=== Record extracts ===

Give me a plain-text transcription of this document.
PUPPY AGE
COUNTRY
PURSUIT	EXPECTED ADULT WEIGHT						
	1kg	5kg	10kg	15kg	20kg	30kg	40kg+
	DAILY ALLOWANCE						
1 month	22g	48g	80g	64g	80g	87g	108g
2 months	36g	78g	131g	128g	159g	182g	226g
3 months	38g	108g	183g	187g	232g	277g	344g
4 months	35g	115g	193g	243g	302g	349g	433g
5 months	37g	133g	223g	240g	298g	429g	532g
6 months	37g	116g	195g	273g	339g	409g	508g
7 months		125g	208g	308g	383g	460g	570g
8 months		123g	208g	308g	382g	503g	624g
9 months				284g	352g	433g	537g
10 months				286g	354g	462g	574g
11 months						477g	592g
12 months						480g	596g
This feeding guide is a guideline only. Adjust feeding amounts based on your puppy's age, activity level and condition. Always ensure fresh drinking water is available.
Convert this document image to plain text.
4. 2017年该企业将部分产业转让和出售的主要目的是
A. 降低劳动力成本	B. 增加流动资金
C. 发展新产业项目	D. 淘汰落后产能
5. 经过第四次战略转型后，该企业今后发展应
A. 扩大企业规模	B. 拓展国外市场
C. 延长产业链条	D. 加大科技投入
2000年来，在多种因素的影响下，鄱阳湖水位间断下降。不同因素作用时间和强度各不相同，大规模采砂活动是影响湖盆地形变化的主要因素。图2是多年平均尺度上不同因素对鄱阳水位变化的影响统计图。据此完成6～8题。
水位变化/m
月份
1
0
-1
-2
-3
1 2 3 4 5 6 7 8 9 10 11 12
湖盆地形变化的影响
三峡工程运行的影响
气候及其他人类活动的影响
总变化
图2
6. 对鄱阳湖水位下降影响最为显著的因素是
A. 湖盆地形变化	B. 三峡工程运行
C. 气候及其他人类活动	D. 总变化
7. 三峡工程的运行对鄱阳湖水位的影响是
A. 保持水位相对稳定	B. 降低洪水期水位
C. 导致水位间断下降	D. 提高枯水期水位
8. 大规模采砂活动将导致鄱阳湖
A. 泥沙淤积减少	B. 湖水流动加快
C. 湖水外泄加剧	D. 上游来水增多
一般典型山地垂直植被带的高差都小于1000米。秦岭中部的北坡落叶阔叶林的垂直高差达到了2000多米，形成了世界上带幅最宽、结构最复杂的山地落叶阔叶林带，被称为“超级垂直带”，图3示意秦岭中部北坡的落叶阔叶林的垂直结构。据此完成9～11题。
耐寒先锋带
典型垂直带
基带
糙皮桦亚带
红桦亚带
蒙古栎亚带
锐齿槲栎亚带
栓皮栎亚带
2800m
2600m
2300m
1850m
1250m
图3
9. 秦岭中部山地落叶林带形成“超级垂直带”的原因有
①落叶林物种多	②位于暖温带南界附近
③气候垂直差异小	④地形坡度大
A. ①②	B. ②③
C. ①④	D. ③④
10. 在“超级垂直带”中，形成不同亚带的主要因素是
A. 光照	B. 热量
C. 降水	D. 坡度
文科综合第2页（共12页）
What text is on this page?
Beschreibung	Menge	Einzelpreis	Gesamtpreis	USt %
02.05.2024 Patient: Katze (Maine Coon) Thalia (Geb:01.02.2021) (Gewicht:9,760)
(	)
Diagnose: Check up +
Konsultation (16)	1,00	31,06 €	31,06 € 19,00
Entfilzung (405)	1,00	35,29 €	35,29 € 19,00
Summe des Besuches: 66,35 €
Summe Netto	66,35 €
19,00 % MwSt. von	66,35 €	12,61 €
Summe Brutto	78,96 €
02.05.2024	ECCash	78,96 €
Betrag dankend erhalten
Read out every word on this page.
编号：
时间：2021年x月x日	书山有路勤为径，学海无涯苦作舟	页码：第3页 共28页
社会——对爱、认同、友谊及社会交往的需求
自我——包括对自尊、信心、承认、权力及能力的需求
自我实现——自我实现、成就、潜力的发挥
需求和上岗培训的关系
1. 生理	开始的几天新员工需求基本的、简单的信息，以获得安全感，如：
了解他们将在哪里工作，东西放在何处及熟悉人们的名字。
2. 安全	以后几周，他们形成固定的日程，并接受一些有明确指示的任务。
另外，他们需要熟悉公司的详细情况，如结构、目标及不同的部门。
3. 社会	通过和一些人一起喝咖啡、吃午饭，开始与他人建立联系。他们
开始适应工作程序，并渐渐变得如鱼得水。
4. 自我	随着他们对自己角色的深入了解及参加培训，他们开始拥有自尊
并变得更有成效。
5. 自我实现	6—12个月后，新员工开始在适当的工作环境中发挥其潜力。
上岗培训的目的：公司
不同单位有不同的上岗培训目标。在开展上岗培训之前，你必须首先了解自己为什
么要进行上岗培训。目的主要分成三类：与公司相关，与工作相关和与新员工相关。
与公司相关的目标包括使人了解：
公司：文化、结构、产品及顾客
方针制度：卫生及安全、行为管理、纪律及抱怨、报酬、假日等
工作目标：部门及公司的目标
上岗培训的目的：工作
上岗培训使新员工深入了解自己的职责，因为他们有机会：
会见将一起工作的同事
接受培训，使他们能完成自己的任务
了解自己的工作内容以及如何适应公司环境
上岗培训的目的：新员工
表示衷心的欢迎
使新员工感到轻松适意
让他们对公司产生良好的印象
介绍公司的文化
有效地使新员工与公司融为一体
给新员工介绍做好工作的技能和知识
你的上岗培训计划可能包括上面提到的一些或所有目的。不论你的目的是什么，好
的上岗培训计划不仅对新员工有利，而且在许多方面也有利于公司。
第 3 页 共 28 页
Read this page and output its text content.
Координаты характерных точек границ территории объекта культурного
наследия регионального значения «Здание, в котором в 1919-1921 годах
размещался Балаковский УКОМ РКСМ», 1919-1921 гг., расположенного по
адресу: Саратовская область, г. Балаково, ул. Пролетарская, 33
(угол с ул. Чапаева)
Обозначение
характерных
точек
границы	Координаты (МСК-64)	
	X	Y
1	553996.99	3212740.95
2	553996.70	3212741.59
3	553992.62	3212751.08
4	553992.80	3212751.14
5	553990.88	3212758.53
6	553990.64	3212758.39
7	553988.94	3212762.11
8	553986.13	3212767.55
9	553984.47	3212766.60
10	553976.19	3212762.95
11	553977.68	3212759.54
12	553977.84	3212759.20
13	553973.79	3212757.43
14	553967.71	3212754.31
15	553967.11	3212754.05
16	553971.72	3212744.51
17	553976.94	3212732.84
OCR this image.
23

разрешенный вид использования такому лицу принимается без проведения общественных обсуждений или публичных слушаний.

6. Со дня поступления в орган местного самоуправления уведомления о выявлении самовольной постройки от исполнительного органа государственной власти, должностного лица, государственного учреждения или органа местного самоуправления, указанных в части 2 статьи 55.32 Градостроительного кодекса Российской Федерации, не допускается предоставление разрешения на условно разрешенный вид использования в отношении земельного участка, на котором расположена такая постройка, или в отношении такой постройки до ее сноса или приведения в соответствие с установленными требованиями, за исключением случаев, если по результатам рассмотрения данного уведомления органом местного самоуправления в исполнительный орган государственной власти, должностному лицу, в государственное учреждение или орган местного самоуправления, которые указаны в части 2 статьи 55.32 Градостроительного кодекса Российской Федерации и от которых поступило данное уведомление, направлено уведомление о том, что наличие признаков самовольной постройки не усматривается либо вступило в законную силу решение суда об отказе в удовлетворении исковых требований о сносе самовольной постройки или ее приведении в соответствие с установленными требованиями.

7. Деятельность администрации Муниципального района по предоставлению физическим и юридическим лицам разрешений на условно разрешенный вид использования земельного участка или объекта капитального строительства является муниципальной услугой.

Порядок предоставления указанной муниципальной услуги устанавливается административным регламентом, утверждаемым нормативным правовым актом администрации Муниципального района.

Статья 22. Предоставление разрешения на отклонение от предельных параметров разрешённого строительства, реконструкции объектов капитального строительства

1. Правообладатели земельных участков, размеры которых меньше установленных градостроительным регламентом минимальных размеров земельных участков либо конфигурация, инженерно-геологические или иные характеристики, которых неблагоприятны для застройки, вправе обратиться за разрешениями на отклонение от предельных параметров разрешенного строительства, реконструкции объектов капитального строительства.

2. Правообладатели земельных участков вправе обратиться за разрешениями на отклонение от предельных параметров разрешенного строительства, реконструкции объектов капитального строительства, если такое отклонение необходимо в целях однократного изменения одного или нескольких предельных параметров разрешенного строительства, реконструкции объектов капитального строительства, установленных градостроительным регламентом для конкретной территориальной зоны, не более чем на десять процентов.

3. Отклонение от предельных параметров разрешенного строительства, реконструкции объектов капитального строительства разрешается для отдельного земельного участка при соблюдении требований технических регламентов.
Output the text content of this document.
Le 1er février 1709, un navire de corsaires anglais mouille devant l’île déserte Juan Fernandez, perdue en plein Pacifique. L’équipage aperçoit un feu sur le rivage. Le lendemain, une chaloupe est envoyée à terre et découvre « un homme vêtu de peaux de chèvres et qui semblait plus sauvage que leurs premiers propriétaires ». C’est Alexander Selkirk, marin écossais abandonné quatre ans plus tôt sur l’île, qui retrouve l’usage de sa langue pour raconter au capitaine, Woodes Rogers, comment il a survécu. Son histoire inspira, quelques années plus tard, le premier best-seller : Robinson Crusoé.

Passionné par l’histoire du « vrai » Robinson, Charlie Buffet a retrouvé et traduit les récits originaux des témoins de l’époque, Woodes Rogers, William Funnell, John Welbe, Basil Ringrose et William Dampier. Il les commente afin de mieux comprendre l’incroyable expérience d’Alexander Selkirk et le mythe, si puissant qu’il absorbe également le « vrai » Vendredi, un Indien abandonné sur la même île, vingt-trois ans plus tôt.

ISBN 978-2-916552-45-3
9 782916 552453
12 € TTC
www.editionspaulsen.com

===

- [Exercise objective]: Locate the string "自我实现" in the listing above and copy every line where it occurs.

- [Solution]:
自我实现——自我实现、成就、潜力的发挥
5. 自我实现	6—12个月后，新员工开始在适当的工作环境中发挥其潜力。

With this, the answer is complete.